> **Stated task**
Return all the data below as it stands, minus the pictures.

> **Working data**
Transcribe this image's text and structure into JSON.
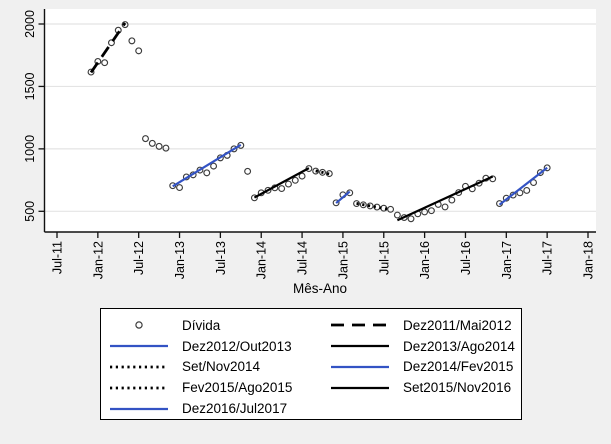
{
  "figure": {
    "background": "#f0f0f0",
    "plot_background": "#ffffff",
    "grid_color": "#e4e4e4",
    "axis_color": "#111111",
    "accent_blue": "#3353c4",
    "marker_color": "#3c3c3c"
  },
  "chart_data": {
    "type": "scatter",
    "title": "",
    "xlabel": "Mês-Ano",
    "ylabel": "",
    "grid": "horizontal",
    "legend_position": "bottom-center",
    "x_axis": {
      "start_month": "Jul-2011",
      "months_total": 78,
      "tick_every_months": 6,
      "tick_labels": [
        "Jul-11",
        "Jan-12",
        "Jul-12",
        "Jan-13",
        "Jul-13",
        "Jan-14",
        "Jul-14",
        "Jan-15",
        "Jul-15",
        "Jan-16",
        "Jul-16",
        "Jan-17",
        "Jul-17",
        "Jan-18"
      ]
    },
    "y_axis": {
      "ticks": [
        500,
        1000,
        1500,
        2000
      ],
      "range_shown": [
        330,
        2115
      ]
    },
    "series": {
      "name": "Dívida",
      "marker": "hollow-circle",
      "first_point_month_index": 5,
      "first_point_month": "Dez-2011",
      "values": [
        1615,
        1700,
        1690,
        1850,
        1950,
        1995,
        1865,
        1785,
        1082,
        1044,
        1020,
        1006,
        705,
        690,
        775,
        792,
        830,
        808,
        862,
        928,
        948,
        1000,
        1028,
        820,
        608,
        648,
        668,
        688,
        682,
        718,
        748,
        782,
        842,
        822,
        812,
        802,
        568,
        632,
        648,
        562,
        552,
        543,
        534,
        525,
        516,
        470,
        450,
        440,
        480,
        495,
        505,
        555,
        535,
        590,
        650,
        700,
        680,
        725,
        765,
        760,
        562,
        605,
        630,
        648,
        667,
        730,
        810,
        848
      ]
    },
    "segments": [
      {
        "label": "Dez2011/Mai2012",
        "from_m": 5,
        "from_v": 1612,
        "to_m": 10,
        "to_v": 2008,
        "color": "black",
        "dash": "dash"
      },
      {
        "label": "Dez2012/Out2013",
        "from_m": 17,
        "from_v": 700,
        "to_m": 27,
        "to_v": 1032,
        "color": "blue",
        "dash": "solid"
      },
      {
        "label": "Dez2013/Ago2014",
        "from_m": 29,
        "from_v": 610,
        "to_m": 37,
        "to_v": 846,
        "color": "black",
        "dash": "solid"
      },
      {
        "label": "Set/Nov2014",
        "from_m": 38,
        "from_v": 824,
        "to_m": 40,
        "to_v": 799,
        "color": "black",
        "dash": "dot"
      },
      {
        "label": "Dez2014/Fev2015",
        "from_m": 41,
        "from_v": 566,
        "to_m": 43,
        "to_v": 658,
        "color": "blue",
        "dash": "solid"
      },
      {
        "label": "Fev2015/Ago2015",
        "from_m": 44,
        "from_v": 563,
        "to_m": 49,
        "to_v": 513,
        "color": "black",
        "dash": "dot"
      },
      {
        "label": "Set2015/Nov2016",
        "from_m": 50,
        "from_v": 428,
        "to_m": 64,
        "to_v": 779,
        "color": "black",
        "dash": "solid"
      },
      {
        "label": "Dez2016/Jul2017",
        "from_m": 65,
        "from_v": 553,
        "to_m": 72,
        "to_v": 849,
        "color": "blue",
        "dash": "solid"
      }
    ]
  },
  "legend": {
    "items": [
      {
        "label": "Dívida",
        "swatch": "circle"
      },
      {
        "label": "Dez2011/Mai2012",
        "swatch": "dash-black"
      },
      {
        "label": "Dez2012/Out2013",
        "swatch": "solid-blue"
      },
      {
        "label": "Dez2013/Ago2014",
        "swatch": "solid-black"
      },
      {
        "label": "Set/Nov2014",
        "swatch": "dot-black"
      },
      {
        "label": "Dez2014/Fev2015",
        "swatch": "solid-blue"
      },
      {
        "label": "Fev2015/Ago2015",
        "swatch": "dot-black"
      },
      {
        "label": "Set2015/Nov2016",
        "swatch": "solid-black"
      },
      {
        "label": "Dez2016/Jul2017",
        "swatch": "solid-blue"
      }
    ]
  }
}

> **The response**
Transcribe this image's text and structure into JSON.
{
  "figure": {
    "background": "#f0f0f0",
    "plot_background": "#ffffff",
    "grid_color": "#e4e4e4",
    "axis_color": "#111111",
    "accent_blue": "#3353c4",
    "marker_color": "#3c3c3c"
  },
  "chart_data": {
    "type": "scatter",
    "title": "",
    "xlabel": "Mês-Ano",
    "ylabel": "",
    "grid": "horizontal",
    "legend_position": "bottom-center",
    "x_axis": {
      "start_month": "Jul-2011",
      "months_total": 78,
      "tick_every_months": 6,
      "tick_labels": [
        "Jul-11",
        "Jan-12",
        "Jul-12",
        "Jan-13",
        "Jul-13",
        "Jan-14",
        "Jul-14",
        "Jan-15",
        "Jul-15",
        "Jan-16",
        "Jul-16",
        "Jan-17",
        "Jul-17",
        "Jan-18"
      ]
    },
    "y_axis": {
      "ticks": [
        500,
        1000,
        1500,
        2000
      ],
      "range_shown": [
        330,
        2115
      ]
    },
    "series": {
      "name": "Dívida",
      "marker": "hollow-circle",
      "first_point_month_index": 5,
      "first_point_month": "Dez-2011",
      "values": [
        1615,
        1700,
        1690,
        1850,
        1950,
        1995,
        1865,
        1785,
        1082,
        1044,
        1020,
        1006,
        705,
        690,
        775,
        792,
        830,
        808,
        862,
        928,
        948,
        1000,
        1028,
        820,
        608,
        648,
        668,
        688,
        682,
        718,
        748,
        782,
        842,
        822,
        812,
        802,
        568,
        632,
        648,
        562,
        552,
        543,
        534,
        525,
        516,
        470,
        450,
        440,
        480,
        495,
        505,
        555,
        535,
        590,
        650,
        700,
        680,
        725,
        765,
        760,
        562,
        605,
        630,
        648,
        667,
        730,
        810,
        848
      ]
    },
    "segments": [
      {
        "label": "Dez2011/Mai2012",
        "from_m": 5,
        "from_v": 1612,
        "to_m": 10,
        "to_v": 2008,
        "color": "black",
        "dash": "dash"
      },
      {
        "label": "Dez2012/Out2013",
        "from_m": 17,
        "from_v": 700,
        "to_m": 27,
        "to_v": 1032,
        "color": "blue",
        "dash": "solid"
      },
      {
        "label": "Dez2013/Ago2014",
        "from_m": 29,
        "from_v": 610,
        "to_m": 37,
        "to_v": 846,
        "color": "black",
        "dash": "solid"
      },
      {
        "label": "Set/Nov2014",
        "from_m": 38,
        "from_v": 824,
        "to_m": 40,
        "to_v": 799,
        "color": "black",
        "dash": "dot"
      },
      {
        "label": "Dez2014/Fev2015",
        "from_m": 41,
        "from_v": 566,
        "to_m": 43,
        "to_v": 658,
        "color": "blue",
        "dash": "solid"
      },
      {
        "label": "Fev2015/Ago2015",
        "from_m": 44,
        "from_v": 563,
        "to_m": 49,
        "to_v": 513,
        "color": "black",
        "dash": "dot"
      },
      {
        "label": "Set2015/Nov2016",
        "from_m": 50,
        "from_v": 428,
        "to_m": 64,
        "to_v": 779,
        "color": "black",
        "dash": "solid"
      },
      {
        "label": "Dez2016/Jul2017",
        "from_m": 65,
        "from_v": 553,
        "to_m": 72,
        "to_v": 849,
        "color": "blue",
        "dash": "solid"
      }
    ]
  },
  "legend": {
    "items": [
      {
        "label": "Dívida",
        "swatch": "circle"
      },
      {
        "label": "Dez2011/Mai2012",
        "swatch": "dash-black"
      },
      {
        "label": "Dez2012/Out2013",
        "swatch": "solid-blue"
      },
      {
        "label": "Dez2013/Ago2014",
        "swatch": "solid-black"
      },
      {
        "label": "Set/Nov2014",
        "swatch": "dot-black"
      },
      {
        "label": "Dez2014/Fev2015",
        "swatch": "solid-blue"
      },
      {
        "label": "Fev2015/Ago2015",
        "swatch": "dot-black"
      },
      {
        "label": "Set2015/Nov2016",
        "swatch": "solid-black"
      },
      {
        "label": "Dez2016/Jul2017",
        "swatch": "solid-blue"
      }
    ]
  }
}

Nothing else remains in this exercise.